▶ RECORDS PROVIDED
• • • • • • •

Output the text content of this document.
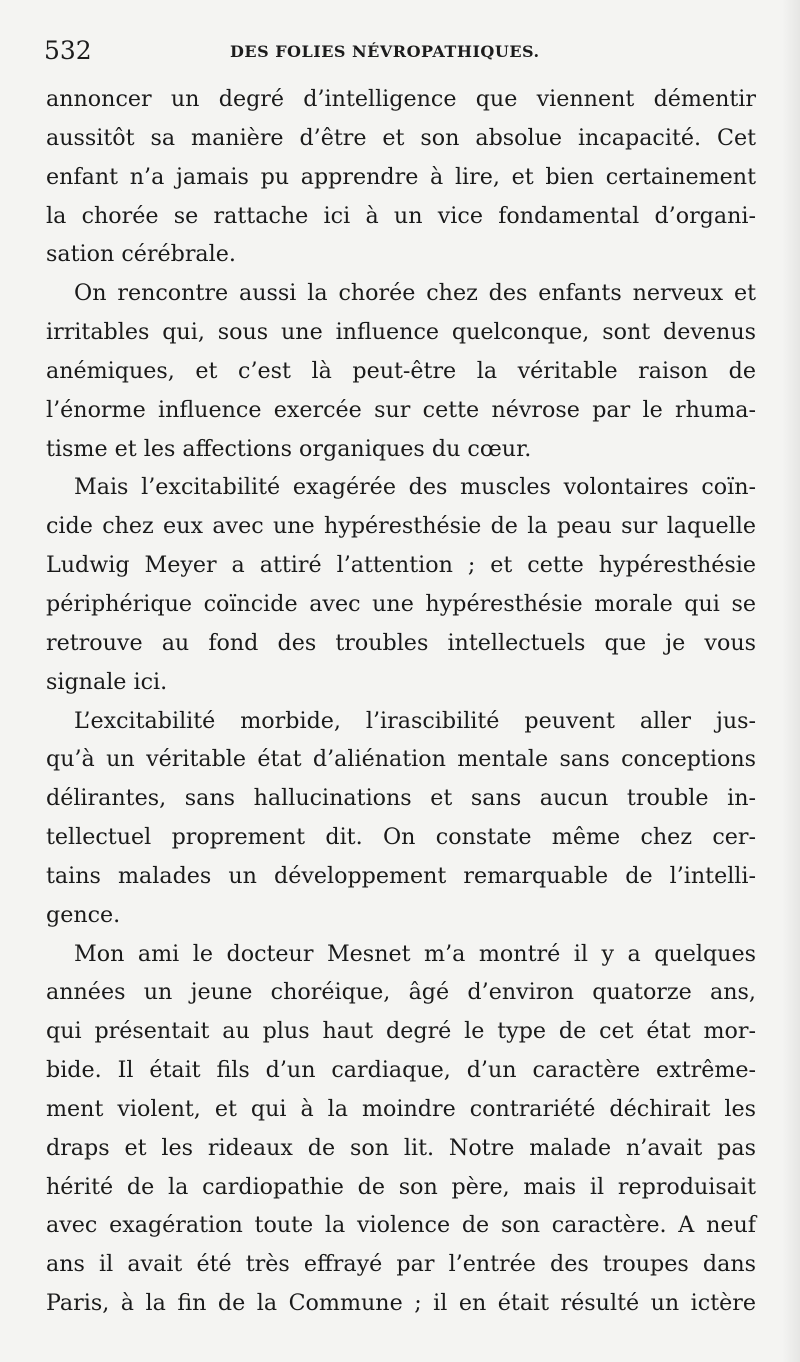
532	DES FOLIES NÉVROPATHIQUES.
annoncer un degré d’intelligence que viennent démentir
aussitôt sa manière d’être et son absolue incapacité. Cet
enfant n’a jamais pu apprendre à lire, et bien certainement
la chorée se rattache ici à un vice fondamental d’organi-
sation cérébrale.
On rencontre aussi la chorée chez des enfants nerveux et
irritables qui, sous une influence quelconque, sont devenus
anémiques, et c’est là peut-être la véritable raison de
l’énorme influence exercée sur cette névrose par le rhuma-
tisme et les affections organiques du cœur.
Mais l’excitabilité exagérée des muscles volontaires coïn-
cide chez eux avec une hypéresthésie de la peau sur laquelle
Ludwig Meyer a attiré l’attention ; et cette hypéresthésie
périphérique coïncide avec une hypéresthésie morale qui se
retrouve au fond des troubles intellectuels que je vous
signale ici.
L’excitabilité morbide, l’irascibilité peuvent aller jus-
qu’à un véritable état d’aliénation mentale sans conceptions
délirantes, sans hallucinations et sans aucun trouble in-
tellectuel proprement dit. On constate même chez cer-
tains malades un développement remarquable de l’intelli-
gence.
Mon ami le docteur Mesnet m’a montré il y a quelques
années un jeune choréique, âgé d’environ quatorze ans,
qui présentait au plus haut degré le type de cet état mor-
bide. Il était fils d’un cardiaque, d’un caractère extrême-
ment violent, et qui à la moindre contrariété déchirait les
draps et les rideaux de son lit. Notre malade n’avait pas
hérité de la cardiopathie de son père, mais il reproduisait
avec exagération toute la violence de son caractère. A neuf
ans il avait été très effrayé par l’entrée des troupes dans
Paris, à la fin de la Commune ; il en était résulté un ictère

• • • • • • •

▶ WRITTEN PROBLEM
Output all of the entries verbatim, leaving out any images.

▶ TASK RESPONSE
Output the text content of this document.
532	DES FOLIES NÉVROPATHIQUES.
annoncer un degré d’intelligence que viennent démentir
aussitôt sa manière d’être et son absolue incapacité. Cet
enfant n’a jamais pu apprendre à lire, et bien certainement
la chorée se rattache ici à un vice fondamental d’organi-
sation cérébrale.
On rencontre aussi la chorée chez des enfants nerveux et
irritables qui, sous une influence quelconque, sont devenus
anémiques, et c’est là peut-être la véritable raison de
l’énorme influence exercée sur cette névrose par le rhuma-
tisme et les affections organiques du cœur.
Mais l’excitabilité exagérée des muscles volontaires coïn-
cide chez eux avec une hypéresthésie de la peau sur laquelle
Ludwig Meyer a attiré l’attention ; et cette hypéresthésie
périphérique coïncide avec une hypéresthésie morale qui se
retrouve au fond des troubles intellectuels que je vous
signale ici.
L’excitabilité morbide, l’irascibilité peuvent aller jus-
qu’à un véritable état d’aliénation mentale sans conceptions
délirantes, sans hallucinations et sans aucun trouble in-
tellectuel proprement dit. On constate même chez cer-
tains malades un développement remarquable de l’intelli-
gence.
Mon ami le docteur Mesnet m’a montré il y a quelques
années un jeune choréique, âgé d’environ quatorze ans,
qui présentait au plus haut degré le type de cet état mor-
bide. Il était fils d’un cardiaque, d’un caractère extrême-
ment violent, et qui à la moindre contrariété déchirait les
draps et les rideaux de son lit. Notre malade n’avait pas
hérité de la cardiopathie de son père, mais il reproduisait
avec exagération toute la violence de son caractère. A neuf
ans il avait été très effrayé par l’entrée des troupes dans
Paris, à la fin de la Commune ; il en était résulté un ictère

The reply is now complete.